» **Required work**
Extract from the listing each line in which the word "document" appears.

* start *

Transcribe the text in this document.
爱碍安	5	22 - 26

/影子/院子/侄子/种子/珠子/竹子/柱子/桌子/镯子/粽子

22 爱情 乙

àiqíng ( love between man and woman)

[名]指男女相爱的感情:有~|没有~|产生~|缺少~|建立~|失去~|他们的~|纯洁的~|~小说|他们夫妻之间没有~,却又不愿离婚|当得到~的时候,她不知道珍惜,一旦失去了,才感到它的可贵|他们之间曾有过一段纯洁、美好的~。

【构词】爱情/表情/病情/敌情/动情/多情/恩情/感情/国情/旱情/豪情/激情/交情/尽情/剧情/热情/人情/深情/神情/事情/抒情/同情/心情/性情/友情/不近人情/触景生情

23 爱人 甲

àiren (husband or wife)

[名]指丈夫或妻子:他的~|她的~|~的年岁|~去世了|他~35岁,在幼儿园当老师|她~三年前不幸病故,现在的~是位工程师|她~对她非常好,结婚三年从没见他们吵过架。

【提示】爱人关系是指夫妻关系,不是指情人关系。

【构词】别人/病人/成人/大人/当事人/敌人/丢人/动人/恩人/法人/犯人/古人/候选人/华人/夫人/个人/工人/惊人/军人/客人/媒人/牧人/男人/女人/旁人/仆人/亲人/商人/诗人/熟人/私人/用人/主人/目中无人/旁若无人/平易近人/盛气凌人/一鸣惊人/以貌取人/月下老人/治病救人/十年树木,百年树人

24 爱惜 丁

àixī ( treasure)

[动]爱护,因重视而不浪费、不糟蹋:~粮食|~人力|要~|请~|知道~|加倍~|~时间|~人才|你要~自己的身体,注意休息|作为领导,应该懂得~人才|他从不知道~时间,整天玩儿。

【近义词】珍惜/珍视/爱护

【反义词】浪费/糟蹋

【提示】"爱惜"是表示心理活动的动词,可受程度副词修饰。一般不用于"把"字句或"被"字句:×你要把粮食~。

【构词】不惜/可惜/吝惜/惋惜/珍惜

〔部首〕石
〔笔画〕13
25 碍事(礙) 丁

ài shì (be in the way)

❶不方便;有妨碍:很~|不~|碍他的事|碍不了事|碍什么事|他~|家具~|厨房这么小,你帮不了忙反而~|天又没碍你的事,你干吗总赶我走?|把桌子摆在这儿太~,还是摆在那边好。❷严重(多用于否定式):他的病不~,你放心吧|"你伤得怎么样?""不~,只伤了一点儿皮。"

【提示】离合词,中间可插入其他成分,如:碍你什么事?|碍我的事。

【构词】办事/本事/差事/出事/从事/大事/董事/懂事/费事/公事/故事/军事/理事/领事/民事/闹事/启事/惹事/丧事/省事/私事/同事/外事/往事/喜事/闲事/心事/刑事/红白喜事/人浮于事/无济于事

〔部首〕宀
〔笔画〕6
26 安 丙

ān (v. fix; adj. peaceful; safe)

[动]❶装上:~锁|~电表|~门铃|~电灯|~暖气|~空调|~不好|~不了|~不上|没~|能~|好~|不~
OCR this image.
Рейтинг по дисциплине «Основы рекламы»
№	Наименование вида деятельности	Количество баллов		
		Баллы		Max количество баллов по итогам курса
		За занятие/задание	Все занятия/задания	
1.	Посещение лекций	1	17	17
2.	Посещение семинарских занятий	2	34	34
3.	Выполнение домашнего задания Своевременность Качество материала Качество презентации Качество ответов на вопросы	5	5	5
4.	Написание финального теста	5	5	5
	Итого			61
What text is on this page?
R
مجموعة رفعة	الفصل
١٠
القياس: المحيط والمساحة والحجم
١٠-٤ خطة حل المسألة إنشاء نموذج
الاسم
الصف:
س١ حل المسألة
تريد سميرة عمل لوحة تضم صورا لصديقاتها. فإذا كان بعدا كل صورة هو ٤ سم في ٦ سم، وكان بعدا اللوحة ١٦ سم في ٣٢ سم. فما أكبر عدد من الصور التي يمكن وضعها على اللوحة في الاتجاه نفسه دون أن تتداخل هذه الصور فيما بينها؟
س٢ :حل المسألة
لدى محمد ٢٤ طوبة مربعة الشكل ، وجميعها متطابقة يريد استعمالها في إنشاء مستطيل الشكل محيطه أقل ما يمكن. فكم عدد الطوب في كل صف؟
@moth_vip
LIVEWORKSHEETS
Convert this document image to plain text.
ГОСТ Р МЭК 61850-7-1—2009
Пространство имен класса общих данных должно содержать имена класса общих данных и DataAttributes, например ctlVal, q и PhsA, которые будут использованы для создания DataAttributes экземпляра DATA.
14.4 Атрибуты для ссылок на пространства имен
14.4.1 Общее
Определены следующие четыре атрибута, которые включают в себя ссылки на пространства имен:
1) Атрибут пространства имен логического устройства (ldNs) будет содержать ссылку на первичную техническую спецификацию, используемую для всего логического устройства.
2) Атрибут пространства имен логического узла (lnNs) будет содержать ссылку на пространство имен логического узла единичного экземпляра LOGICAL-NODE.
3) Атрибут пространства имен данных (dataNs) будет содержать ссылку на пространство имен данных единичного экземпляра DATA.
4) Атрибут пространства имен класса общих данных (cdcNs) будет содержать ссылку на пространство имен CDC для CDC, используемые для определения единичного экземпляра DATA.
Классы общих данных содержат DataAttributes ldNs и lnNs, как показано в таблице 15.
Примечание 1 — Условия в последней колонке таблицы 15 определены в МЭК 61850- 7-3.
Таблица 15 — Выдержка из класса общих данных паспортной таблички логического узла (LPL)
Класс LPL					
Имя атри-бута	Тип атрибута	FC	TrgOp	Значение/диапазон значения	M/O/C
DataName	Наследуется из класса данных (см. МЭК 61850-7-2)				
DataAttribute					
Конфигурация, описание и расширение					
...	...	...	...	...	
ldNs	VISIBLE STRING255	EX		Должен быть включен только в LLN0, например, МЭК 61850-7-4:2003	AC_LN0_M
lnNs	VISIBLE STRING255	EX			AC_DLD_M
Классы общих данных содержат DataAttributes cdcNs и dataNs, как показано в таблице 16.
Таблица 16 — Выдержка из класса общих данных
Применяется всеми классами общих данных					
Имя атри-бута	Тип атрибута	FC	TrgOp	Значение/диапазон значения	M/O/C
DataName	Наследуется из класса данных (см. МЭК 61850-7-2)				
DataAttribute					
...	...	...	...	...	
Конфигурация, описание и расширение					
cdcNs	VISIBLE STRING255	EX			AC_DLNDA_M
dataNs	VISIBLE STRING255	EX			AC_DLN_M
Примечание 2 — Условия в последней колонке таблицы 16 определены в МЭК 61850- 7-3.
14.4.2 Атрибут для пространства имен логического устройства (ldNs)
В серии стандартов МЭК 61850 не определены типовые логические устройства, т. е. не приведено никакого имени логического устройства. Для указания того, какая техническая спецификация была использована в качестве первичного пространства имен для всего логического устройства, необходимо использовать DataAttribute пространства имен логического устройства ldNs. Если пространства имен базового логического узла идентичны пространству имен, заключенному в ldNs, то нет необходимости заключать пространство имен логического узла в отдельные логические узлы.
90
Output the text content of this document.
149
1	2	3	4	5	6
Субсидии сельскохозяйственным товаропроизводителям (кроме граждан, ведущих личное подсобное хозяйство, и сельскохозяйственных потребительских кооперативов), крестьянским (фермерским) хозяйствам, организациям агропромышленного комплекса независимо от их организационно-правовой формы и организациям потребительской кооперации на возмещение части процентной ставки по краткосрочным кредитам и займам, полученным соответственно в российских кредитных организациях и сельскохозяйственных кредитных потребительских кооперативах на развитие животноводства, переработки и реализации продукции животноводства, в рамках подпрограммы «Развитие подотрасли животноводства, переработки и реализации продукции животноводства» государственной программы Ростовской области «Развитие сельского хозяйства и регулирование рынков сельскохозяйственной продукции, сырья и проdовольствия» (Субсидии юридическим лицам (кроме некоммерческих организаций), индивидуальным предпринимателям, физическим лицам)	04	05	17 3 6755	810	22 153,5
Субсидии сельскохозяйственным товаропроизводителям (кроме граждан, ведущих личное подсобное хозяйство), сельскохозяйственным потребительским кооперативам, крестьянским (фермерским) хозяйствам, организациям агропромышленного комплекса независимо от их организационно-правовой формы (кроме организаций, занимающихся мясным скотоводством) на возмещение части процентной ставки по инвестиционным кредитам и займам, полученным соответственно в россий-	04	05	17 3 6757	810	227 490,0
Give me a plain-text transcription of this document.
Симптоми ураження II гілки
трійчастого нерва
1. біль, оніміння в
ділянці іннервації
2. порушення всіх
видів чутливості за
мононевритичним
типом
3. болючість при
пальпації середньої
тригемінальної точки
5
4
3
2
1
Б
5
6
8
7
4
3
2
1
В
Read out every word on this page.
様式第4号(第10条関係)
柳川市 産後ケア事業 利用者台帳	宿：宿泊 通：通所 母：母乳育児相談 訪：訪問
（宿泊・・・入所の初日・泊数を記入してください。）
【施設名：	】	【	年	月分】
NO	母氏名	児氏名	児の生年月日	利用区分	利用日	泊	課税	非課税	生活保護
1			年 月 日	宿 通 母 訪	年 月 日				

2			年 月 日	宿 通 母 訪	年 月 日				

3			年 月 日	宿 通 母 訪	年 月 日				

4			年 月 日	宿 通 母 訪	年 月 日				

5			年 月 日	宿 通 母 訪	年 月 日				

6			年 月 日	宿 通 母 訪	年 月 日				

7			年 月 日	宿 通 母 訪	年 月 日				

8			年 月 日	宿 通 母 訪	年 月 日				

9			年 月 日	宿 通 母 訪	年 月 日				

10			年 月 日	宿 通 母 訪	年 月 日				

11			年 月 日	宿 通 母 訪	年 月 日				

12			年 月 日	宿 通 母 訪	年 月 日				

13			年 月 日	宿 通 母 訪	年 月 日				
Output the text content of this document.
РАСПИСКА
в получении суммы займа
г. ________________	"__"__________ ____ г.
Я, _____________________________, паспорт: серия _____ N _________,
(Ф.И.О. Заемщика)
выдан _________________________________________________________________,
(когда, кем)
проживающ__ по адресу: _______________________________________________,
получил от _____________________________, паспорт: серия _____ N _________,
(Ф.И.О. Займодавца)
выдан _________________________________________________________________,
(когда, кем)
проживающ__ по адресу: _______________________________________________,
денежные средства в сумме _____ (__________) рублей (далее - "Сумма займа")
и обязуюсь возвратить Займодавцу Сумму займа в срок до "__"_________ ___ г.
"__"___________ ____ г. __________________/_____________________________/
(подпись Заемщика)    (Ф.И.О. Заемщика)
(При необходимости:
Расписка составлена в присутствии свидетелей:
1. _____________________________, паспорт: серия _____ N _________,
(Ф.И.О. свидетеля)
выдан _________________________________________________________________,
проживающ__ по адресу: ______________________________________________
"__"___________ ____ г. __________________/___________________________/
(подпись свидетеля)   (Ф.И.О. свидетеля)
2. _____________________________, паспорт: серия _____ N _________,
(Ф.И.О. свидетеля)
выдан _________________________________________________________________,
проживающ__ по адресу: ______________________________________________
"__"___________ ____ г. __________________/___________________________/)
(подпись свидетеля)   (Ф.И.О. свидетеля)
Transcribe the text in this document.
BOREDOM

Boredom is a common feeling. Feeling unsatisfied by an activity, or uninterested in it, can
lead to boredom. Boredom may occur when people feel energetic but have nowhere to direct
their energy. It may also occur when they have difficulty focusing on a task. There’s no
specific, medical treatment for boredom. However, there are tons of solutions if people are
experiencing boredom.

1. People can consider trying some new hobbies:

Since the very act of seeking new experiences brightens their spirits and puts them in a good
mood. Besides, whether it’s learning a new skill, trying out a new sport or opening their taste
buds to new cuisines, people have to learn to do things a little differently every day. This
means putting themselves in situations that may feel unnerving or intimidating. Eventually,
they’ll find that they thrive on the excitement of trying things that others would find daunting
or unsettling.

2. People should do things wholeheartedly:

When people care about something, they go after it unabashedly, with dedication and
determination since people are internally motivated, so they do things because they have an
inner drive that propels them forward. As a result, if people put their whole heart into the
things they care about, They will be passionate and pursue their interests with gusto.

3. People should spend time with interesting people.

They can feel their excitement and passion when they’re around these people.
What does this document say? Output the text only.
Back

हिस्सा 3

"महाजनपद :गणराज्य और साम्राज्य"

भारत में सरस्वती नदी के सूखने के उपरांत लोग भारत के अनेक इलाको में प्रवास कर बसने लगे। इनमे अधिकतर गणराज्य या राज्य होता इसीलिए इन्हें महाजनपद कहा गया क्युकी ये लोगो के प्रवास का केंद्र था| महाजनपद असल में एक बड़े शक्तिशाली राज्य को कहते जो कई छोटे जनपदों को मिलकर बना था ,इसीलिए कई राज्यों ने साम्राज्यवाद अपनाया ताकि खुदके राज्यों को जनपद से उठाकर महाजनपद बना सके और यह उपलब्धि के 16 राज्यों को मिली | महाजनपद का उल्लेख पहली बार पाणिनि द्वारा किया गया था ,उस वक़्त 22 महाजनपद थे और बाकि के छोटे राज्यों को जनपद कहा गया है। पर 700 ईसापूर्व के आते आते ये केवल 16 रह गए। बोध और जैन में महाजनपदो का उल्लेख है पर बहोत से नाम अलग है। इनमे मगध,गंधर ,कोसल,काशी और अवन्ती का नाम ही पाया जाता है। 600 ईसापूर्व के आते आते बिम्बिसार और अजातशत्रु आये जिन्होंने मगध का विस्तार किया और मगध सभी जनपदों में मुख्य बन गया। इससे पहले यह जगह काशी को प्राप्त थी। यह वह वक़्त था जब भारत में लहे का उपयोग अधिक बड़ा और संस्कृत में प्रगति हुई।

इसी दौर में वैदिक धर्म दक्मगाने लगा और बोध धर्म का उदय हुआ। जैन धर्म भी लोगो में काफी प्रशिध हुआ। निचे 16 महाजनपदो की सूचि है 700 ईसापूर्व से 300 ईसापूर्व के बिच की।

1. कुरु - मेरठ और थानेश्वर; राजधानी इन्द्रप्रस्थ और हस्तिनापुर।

* end *

» **Exercise output**
Transcribe the text in this document.
Convert this document image to plain text.
Output the text content of this document.
Give me a plain-text transcription of this document.
Output the text content of this document.
Transcribe the text in this document.
What does this document say? Output the text only.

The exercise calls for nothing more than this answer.